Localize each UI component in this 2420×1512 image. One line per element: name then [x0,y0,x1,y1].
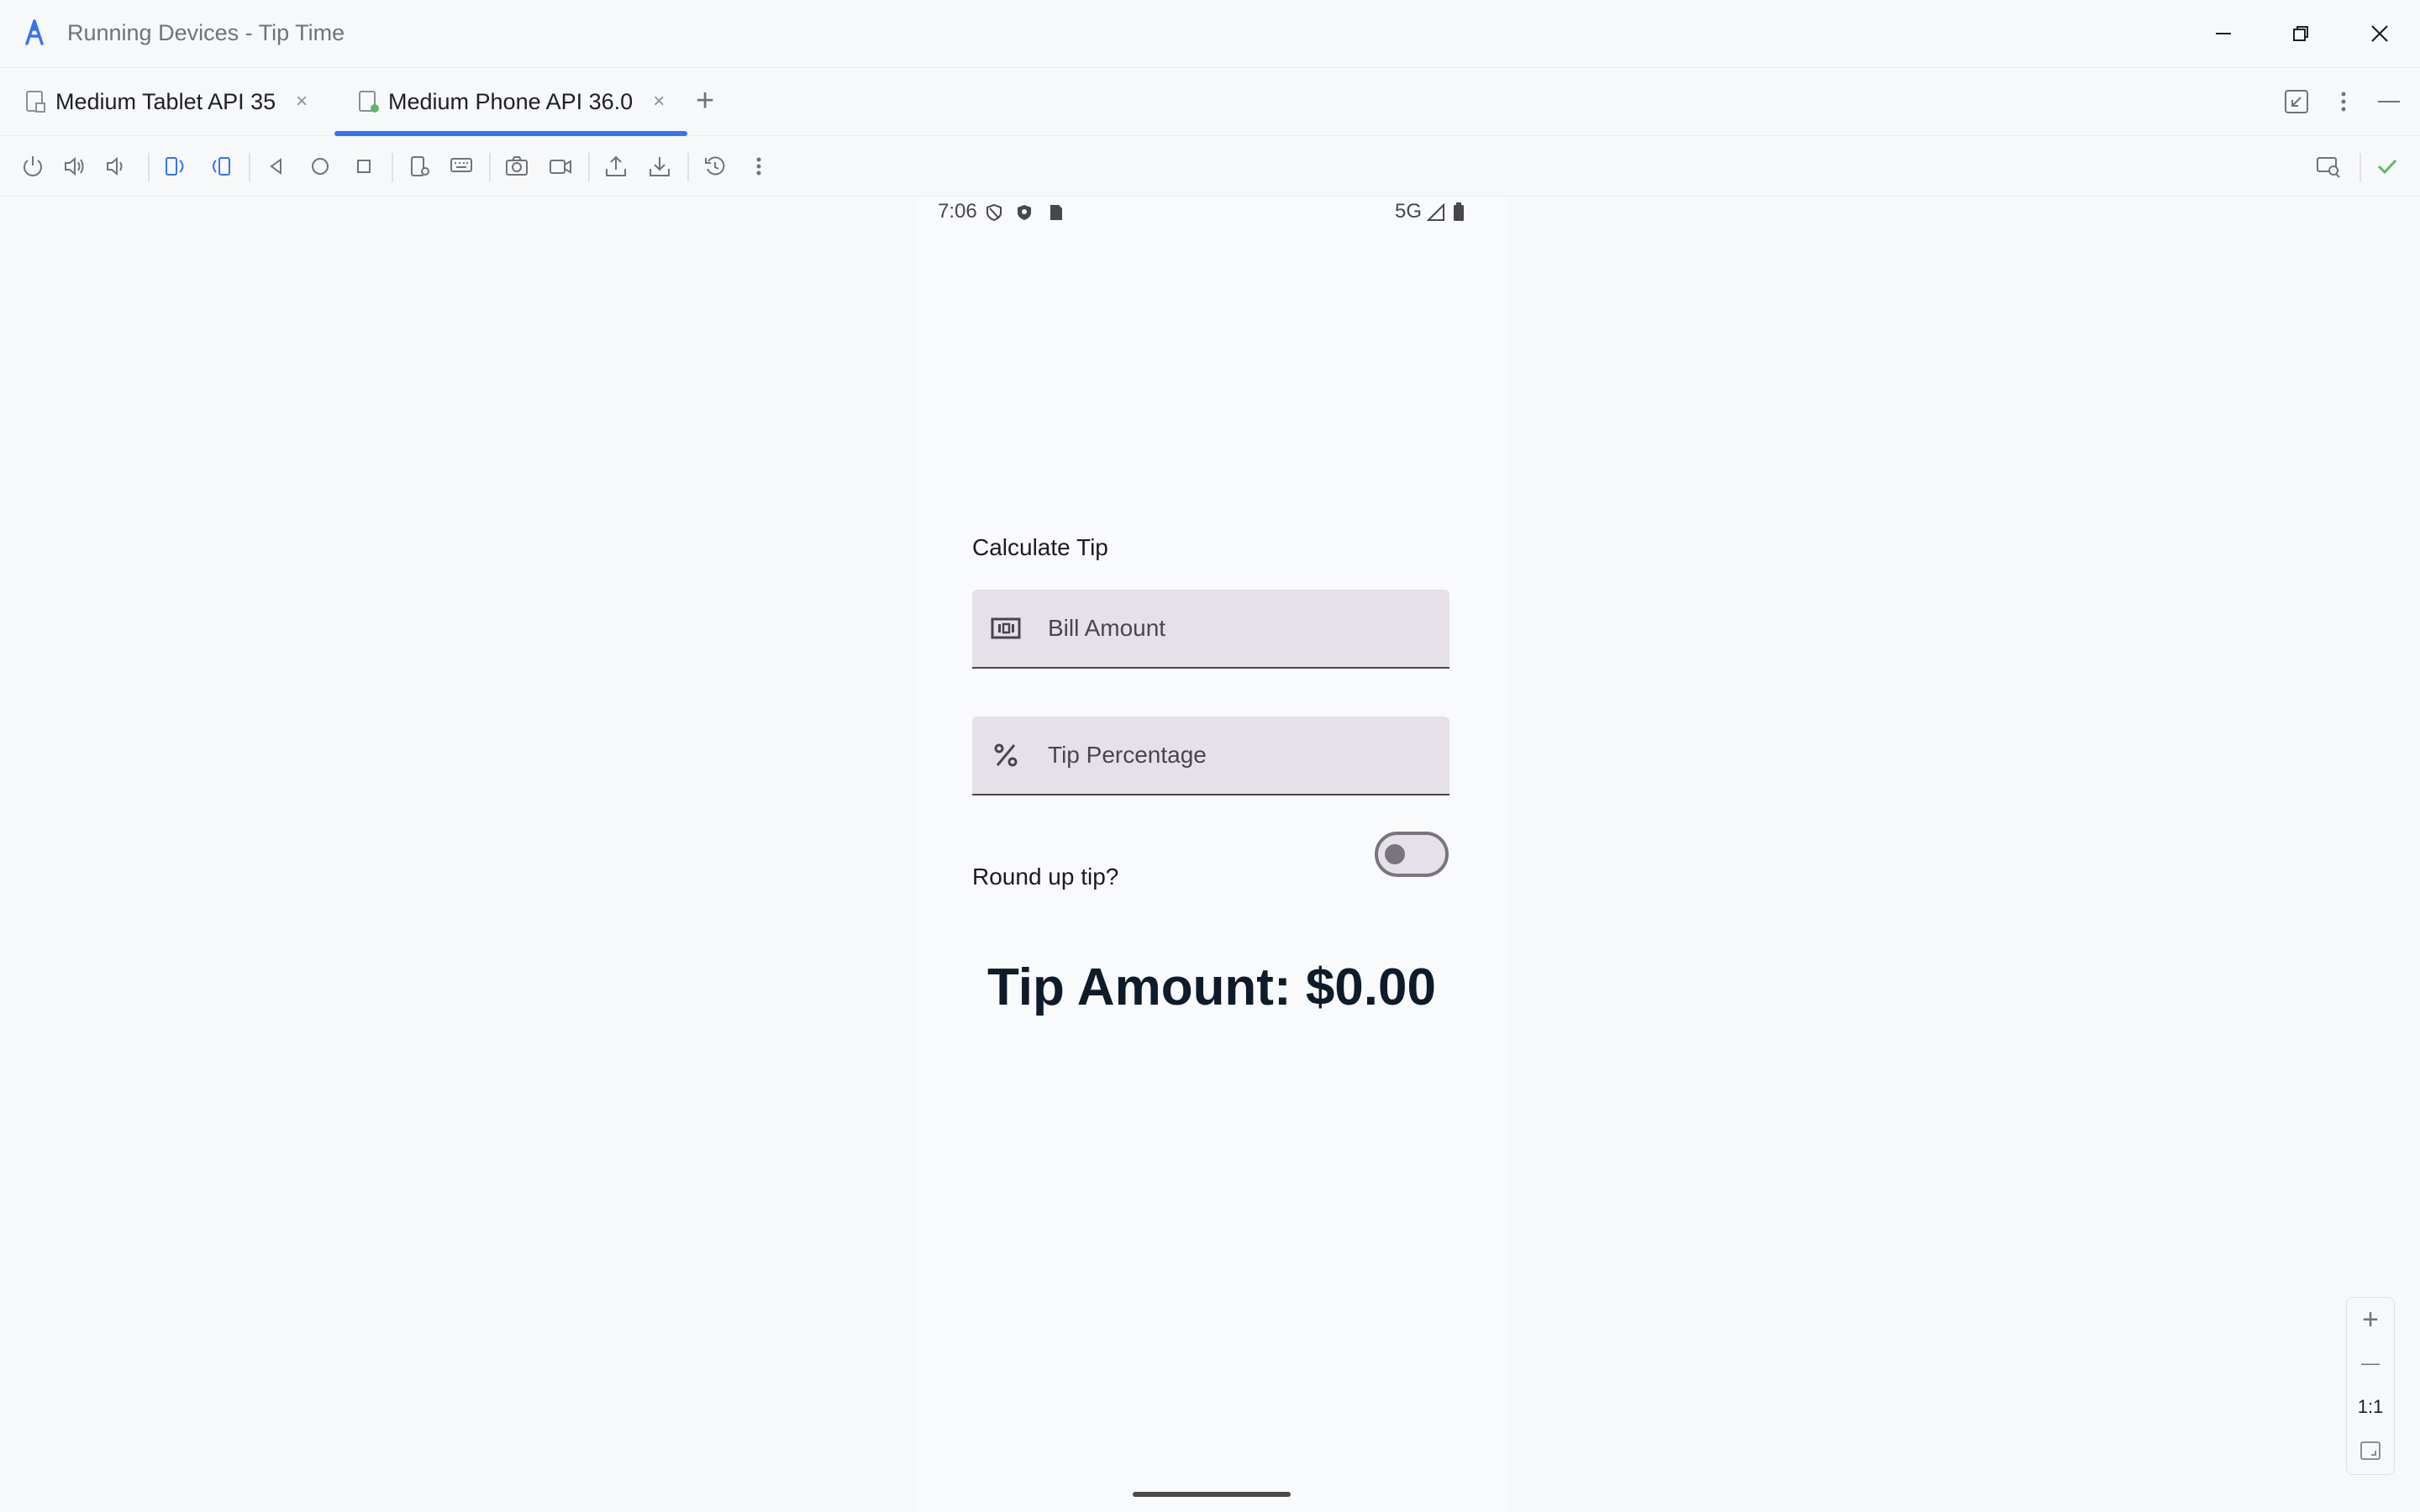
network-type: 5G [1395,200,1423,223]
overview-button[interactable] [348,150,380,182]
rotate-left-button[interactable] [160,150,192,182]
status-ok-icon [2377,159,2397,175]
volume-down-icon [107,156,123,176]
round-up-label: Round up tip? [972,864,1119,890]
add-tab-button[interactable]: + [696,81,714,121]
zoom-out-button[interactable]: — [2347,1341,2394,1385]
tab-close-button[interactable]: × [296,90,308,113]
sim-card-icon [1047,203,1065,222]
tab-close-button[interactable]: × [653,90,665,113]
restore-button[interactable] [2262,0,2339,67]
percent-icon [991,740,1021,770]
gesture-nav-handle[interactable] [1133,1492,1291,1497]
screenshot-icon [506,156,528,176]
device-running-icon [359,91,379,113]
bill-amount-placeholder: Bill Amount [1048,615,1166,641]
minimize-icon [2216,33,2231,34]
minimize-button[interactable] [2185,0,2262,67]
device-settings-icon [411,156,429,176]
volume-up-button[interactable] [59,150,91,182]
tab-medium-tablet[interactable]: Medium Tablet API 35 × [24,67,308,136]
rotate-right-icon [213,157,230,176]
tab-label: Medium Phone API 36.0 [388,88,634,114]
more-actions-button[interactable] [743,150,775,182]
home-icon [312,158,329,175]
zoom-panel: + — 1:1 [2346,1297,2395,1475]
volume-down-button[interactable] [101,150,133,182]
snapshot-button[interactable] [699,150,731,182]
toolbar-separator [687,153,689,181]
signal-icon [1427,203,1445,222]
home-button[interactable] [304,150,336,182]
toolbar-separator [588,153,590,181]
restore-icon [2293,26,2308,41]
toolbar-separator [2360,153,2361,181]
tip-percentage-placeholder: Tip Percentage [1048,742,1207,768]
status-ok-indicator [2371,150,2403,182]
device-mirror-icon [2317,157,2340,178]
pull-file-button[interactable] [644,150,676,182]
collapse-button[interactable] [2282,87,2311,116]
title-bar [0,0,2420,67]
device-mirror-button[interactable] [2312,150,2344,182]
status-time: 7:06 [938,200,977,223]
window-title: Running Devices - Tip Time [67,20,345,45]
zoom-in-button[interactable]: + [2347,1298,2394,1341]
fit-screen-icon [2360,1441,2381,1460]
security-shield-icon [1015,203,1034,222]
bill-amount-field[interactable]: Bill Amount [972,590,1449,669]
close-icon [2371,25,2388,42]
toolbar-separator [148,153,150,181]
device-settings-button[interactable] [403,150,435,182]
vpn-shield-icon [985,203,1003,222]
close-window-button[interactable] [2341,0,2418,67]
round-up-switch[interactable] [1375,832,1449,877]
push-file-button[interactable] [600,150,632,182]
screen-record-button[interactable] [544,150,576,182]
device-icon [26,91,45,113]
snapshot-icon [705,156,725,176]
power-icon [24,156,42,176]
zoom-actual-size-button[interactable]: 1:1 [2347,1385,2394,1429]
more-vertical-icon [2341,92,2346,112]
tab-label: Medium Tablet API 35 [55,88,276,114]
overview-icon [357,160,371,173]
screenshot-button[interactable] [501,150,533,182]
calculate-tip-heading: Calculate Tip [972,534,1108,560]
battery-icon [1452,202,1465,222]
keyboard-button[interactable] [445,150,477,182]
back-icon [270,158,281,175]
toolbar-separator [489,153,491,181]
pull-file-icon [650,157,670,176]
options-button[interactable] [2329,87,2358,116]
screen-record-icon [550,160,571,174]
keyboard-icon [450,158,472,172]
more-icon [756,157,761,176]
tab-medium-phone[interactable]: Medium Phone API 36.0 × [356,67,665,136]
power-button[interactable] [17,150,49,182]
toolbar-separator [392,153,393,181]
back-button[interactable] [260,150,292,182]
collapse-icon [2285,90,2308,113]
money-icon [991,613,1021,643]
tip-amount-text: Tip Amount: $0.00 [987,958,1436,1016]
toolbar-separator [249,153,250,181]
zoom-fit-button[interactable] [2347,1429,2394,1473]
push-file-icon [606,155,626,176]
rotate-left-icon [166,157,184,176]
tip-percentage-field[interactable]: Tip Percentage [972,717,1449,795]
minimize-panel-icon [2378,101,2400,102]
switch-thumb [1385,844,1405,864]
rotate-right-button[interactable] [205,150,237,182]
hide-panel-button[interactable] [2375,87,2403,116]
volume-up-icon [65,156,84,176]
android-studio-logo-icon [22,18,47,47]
__________
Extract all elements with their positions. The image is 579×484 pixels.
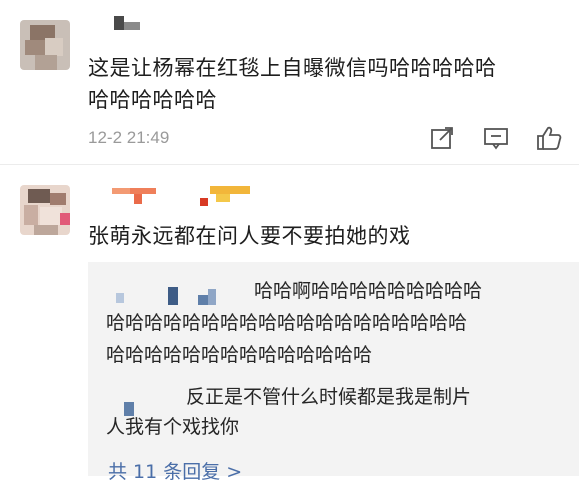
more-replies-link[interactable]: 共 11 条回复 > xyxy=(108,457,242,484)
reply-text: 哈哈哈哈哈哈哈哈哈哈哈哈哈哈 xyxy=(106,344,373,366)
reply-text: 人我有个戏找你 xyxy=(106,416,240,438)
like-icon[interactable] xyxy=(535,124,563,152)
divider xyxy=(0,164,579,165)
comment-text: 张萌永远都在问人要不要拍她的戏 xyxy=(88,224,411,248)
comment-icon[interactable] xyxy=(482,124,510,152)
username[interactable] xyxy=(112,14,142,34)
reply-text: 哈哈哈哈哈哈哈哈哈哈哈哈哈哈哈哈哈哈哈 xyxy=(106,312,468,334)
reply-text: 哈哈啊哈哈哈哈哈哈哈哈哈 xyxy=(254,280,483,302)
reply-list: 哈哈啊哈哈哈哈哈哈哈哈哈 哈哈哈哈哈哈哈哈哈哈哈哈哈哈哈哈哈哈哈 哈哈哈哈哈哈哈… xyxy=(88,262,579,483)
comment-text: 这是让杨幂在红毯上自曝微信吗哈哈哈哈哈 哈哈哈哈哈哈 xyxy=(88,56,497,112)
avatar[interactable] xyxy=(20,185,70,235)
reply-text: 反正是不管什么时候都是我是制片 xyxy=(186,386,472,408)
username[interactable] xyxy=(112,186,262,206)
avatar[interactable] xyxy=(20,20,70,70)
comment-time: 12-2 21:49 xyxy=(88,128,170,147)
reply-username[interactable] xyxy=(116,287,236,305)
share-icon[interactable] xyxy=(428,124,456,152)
__________
**Written instruction:** Rename "reply-text" to "reply-body" in the items between the line holding "more-replies-link[interactable]: 共 11" and the line holding "username[interactable] xyxy=(112,14,142,34)", inclusive, and give only those lines back with nothing else changed.

**Result of the exercise:**
more-replies-link[interactable]: 共 11 条回复 > xyxy=(108,457,242,484)
reply-body: 哈哈哈哈哈哈哈哈哈哈哈哈哈哈 xyxy=(106,344,373,366)
reply-body: 人我有个戏找你 xyxy=(106,416,240,438)
like-icon[interactable] xyxy=(535,124,563,152)
divider xyxy=(0,164,579,165)
comment-text: 张萌永远都在问人要不要拍她的戏 xyxy=(88,224,411,248)
comment-icon[interactable] xyxy=(482,124,510,152)
username[interactable] xyxy=(112,14,142,34)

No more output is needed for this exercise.